— START OF MATERIAL —
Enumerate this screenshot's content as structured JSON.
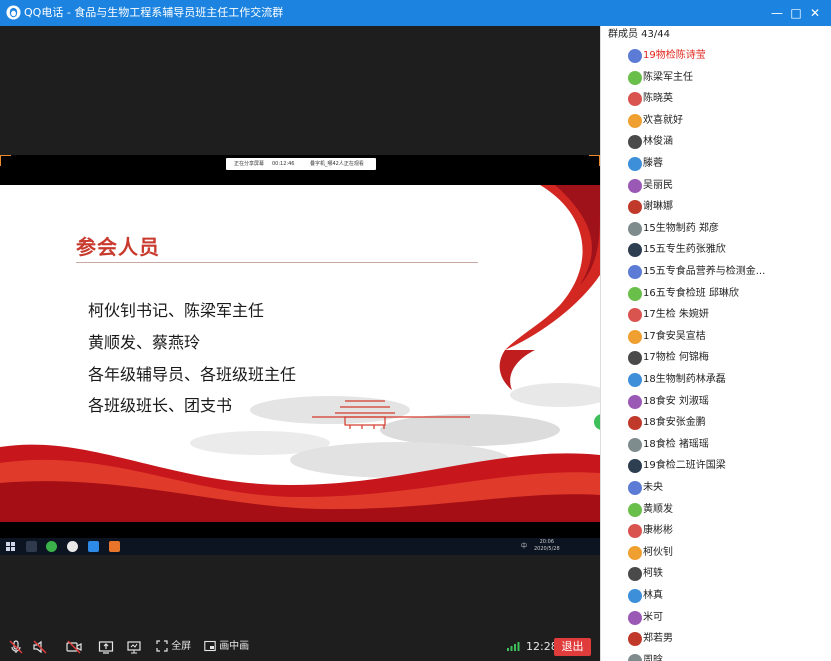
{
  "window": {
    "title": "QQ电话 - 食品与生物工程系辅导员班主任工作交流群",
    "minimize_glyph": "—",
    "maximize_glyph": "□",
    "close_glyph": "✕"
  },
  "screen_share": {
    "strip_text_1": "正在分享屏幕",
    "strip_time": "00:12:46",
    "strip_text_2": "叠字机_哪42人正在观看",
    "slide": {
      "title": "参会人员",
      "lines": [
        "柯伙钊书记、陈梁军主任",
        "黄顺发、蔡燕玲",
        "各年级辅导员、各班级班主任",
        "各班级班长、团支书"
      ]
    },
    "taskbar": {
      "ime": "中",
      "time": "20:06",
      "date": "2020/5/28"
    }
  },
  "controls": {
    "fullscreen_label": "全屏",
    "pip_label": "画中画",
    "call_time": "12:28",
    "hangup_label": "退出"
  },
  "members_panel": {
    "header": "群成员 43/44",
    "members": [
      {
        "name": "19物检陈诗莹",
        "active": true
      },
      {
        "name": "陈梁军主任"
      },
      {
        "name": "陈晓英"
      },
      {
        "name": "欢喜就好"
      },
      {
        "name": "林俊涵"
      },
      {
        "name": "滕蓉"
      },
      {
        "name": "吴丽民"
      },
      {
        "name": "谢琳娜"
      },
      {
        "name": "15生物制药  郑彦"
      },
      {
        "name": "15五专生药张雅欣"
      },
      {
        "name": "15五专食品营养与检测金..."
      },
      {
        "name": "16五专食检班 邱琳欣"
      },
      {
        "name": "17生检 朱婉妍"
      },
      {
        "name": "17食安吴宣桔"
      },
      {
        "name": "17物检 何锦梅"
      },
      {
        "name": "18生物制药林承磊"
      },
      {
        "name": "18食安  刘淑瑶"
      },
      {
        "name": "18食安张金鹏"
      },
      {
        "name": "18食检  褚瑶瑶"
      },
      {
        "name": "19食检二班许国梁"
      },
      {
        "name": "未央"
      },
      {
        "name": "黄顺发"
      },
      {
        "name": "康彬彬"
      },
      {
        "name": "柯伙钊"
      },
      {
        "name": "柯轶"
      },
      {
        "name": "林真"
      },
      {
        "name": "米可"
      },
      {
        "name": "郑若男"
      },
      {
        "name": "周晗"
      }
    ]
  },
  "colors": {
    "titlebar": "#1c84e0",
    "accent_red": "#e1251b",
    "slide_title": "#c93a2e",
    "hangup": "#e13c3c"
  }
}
— END OF MATERIAL —
— START OF MATERIAL —
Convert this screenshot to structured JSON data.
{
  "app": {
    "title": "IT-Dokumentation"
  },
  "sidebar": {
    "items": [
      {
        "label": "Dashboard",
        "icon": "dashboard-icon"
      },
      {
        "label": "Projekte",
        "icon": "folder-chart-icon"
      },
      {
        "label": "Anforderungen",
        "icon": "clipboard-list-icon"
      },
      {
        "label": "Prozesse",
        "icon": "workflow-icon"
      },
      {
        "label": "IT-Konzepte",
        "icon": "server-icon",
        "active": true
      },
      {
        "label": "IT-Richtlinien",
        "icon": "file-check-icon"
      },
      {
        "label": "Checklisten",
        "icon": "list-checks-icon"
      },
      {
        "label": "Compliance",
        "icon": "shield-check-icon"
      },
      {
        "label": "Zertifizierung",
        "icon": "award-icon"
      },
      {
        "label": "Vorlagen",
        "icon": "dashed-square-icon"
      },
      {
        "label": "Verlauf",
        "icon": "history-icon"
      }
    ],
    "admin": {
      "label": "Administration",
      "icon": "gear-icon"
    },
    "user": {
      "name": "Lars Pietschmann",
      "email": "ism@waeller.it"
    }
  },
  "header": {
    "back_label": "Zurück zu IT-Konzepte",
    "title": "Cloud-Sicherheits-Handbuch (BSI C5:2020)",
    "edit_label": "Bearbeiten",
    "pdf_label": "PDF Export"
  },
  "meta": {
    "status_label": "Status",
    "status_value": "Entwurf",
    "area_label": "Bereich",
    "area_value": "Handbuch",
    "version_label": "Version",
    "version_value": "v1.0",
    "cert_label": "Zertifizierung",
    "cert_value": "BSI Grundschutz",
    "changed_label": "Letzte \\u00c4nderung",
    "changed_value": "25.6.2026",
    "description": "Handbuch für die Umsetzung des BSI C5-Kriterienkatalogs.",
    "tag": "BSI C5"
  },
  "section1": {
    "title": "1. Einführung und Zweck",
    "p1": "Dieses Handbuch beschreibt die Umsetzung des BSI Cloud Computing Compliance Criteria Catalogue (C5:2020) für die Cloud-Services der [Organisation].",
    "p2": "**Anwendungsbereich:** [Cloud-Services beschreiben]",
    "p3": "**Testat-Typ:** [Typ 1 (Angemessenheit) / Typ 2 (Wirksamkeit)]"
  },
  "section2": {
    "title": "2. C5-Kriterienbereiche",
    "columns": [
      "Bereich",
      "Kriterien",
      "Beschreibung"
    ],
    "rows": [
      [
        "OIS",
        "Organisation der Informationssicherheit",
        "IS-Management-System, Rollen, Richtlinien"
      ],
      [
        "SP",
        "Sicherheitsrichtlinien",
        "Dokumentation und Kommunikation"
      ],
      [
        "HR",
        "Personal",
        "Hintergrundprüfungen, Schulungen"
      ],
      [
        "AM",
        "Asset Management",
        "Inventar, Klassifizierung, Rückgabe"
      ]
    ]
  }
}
— END OF MATERIAL —
— START OF MATERIAL —
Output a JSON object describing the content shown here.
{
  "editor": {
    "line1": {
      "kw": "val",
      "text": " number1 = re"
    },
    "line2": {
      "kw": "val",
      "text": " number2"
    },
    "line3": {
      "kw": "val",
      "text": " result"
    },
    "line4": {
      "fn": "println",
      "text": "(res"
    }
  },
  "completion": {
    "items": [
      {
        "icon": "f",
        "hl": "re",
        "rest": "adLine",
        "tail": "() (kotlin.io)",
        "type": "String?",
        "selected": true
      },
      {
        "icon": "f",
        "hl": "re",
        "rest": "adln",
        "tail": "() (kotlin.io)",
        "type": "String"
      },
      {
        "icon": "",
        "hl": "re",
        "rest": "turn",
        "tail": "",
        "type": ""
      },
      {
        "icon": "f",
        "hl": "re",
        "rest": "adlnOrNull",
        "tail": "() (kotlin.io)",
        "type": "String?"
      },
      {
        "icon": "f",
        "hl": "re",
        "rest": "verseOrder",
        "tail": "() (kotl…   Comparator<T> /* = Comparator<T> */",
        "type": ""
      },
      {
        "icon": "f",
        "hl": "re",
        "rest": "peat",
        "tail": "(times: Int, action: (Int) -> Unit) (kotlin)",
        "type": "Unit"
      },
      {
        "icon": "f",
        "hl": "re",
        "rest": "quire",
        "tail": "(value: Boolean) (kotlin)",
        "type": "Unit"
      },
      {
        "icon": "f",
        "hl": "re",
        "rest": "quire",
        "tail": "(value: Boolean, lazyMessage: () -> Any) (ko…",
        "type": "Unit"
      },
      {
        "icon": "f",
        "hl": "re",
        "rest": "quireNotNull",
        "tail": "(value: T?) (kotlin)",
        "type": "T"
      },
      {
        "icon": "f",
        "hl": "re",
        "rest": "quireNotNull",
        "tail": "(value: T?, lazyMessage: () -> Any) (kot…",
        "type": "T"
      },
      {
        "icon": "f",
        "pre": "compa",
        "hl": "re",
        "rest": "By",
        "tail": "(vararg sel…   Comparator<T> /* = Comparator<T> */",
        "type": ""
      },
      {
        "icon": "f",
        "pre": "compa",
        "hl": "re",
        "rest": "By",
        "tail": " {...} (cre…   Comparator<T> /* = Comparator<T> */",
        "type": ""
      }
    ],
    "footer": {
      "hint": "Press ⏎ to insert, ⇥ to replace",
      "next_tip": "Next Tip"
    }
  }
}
— END OF MATERIAL —
◆ BRIEF ◆
Using the records above, list each line that includes "Services".

◆ THE REPLY ◆
    "p1": "Dieses Handbuch beschreibt die Umsetzung des BSI Cloud Computing Compliance Criteria Catalogue (C5:2020) für die Cloud-Services der [Organisation].",
    "p2": "**Anwendungsbereich:** [Cloud-Services beschreiben]",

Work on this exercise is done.